• Problem details
Give every line of the listing below as one string in a JSON list, skipping blank lines and leaving out the pictures.

• Exercise input
* Begin *
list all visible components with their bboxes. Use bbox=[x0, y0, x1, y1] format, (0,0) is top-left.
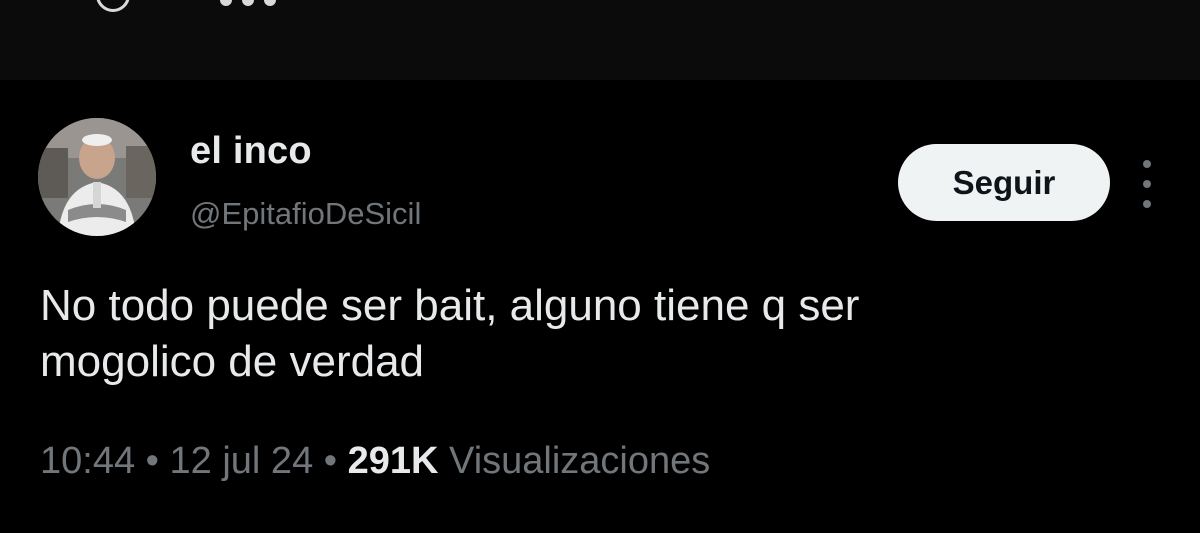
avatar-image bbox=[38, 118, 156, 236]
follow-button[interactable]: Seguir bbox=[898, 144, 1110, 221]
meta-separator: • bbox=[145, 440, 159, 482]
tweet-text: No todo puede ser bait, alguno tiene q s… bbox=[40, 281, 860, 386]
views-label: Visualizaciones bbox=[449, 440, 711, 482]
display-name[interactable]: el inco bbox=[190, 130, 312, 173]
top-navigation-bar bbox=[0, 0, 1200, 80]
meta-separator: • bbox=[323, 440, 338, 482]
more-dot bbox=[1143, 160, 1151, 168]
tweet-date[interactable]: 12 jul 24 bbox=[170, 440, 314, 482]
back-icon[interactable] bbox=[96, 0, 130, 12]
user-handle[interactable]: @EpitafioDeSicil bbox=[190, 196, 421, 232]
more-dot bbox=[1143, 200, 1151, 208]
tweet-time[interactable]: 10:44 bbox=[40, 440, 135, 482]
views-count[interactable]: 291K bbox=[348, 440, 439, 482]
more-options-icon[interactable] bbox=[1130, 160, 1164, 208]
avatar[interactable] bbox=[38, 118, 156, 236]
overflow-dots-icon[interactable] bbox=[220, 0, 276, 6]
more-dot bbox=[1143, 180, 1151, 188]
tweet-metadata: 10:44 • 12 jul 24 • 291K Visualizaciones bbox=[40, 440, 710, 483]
* End *
• Solution for this exercise
[
  "list all visible components with their bboxes. Use bbox=[x0, y0, x1, y1] format, (0,0) is top-left.",
  "avatar-image bbox=[38, 118, 156, 236]",
  "follow-button[interactable]: Seguir bbox=[898, 144, 1110, 221]",
  "meta-separator: • bbox=[145, 440, 159, 482]",
  "tweet-text: No todo puede ser bait, alguno tiene q s… bbox=[40, 281, 860, 386]",
  "views-label: Visualizaciones bbox=[449, 440, 711, 482]",
  "display-name[interactable]: el inco bbox=[190, 130, 312, 173]",
  "top-navigation-bar bbox=[0, 0, 1200, 80]",
  "meta-separator: • bbox=[323, 440, 338, 482]",
  "more-dot bbox=[1143, 160, 1151, 168]",
  "tweet-date[interactable]: 12 jul 24 bbox=[170, 440, 314, 482]",
  "back-icon[interactable] bbox=[96, 0, 130, 12]",
  "user-handle[interactable]: @EpitafioDeSicil bbox=[190, 196, 421, 232]",
  "more-dot bbox=[1143, 200, 1151, 208]",
  "tweet-time[interactable]: 10:44 bbox=[40, 440, 135, 482]",
  "views-count[interactable]: 291K bbox=[348, 440, 439, 482]",
  "more-options-icon[interactable] bbox=[1130, 160, 1164, 208]",
  "avatar[interactable] bbox=[38, 118, 156, 236]",
  "overflow-dots-icon[interactable] bbox=[220, 0, 276, 6]",
  "more-dot bbox=[1143, 180, 1151, 188]",
  "tweet-metadata: 10:44 • 12 jul 24 • 291K Visualizaciones bbox=[40, 440, 710, 483]"
]